(Exercise data):
== == ==

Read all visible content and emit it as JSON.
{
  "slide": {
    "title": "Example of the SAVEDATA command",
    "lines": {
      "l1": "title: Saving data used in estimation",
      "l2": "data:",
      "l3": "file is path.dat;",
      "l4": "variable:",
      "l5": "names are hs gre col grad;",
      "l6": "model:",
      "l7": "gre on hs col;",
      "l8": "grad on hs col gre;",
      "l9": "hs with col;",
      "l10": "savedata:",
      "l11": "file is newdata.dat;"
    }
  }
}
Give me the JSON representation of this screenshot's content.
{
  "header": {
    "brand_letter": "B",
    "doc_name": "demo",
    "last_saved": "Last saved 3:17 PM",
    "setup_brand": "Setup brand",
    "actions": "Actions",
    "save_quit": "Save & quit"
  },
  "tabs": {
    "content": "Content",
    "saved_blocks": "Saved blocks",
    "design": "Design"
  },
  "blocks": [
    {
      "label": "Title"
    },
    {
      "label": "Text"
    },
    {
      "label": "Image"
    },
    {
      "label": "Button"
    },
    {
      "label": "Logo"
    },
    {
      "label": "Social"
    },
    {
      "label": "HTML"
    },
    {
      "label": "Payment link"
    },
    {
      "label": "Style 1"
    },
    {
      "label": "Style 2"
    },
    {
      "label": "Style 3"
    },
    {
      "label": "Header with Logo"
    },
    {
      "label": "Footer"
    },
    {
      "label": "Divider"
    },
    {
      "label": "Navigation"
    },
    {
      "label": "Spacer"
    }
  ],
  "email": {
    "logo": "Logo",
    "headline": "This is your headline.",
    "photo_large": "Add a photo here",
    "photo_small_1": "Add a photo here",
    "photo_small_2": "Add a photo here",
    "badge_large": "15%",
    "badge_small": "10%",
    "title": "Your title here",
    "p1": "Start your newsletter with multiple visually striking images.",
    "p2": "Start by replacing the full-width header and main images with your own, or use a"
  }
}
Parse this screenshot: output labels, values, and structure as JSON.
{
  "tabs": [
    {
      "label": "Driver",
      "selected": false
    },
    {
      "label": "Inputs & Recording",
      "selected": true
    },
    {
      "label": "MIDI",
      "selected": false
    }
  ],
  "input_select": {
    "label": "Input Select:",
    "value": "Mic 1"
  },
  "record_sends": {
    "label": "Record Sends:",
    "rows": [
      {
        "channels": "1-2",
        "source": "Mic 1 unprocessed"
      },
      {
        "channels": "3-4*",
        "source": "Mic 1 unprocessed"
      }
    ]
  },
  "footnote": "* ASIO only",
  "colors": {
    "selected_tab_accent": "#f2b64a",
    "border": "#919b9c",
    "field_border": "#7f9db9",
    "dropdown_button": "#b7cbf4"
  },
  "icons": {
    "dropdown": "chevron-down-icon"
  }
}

== == ==

(What to produce):
Quote only the lines from the one containing "Parse this screenshot: output" through the final line of the records, with both ends included.

(Solved problem):
Parse this screenshot: output labels, values, and structure as JSON.
{
  "tabs": [
    {
      "label": "Driver",
      "selected": false
    },
    {
      "label": "Inputs & Recording",
      "selected": true
    },
    {
      "label": "MIDI",
      "selected": false
    }
  ],
  "input_select": {
    "label": "Input Select:",
    "value": "Mic 1"
  },
  "record_sends": {
    "label": "Record Sends:",
    "rows": [
      {
        "channels": "1-2",
        "source": "Mic 1 unprocessed"
      },
      {
        "channels": "3-4*",
        "source": "Mic 1 unprocessed"
      }
    ]
  },
  "footnote": "* ASIO only",
  "colors": {
    "selected_tab_accent": "#f2b64a",
    "border": "#919b9c",
    "field_border": "#7f9db9",
    "dropdown_button": "#b7cbf4"
  },
  "icons": {
    "dropdown": "chevron-down-icon"
  }
}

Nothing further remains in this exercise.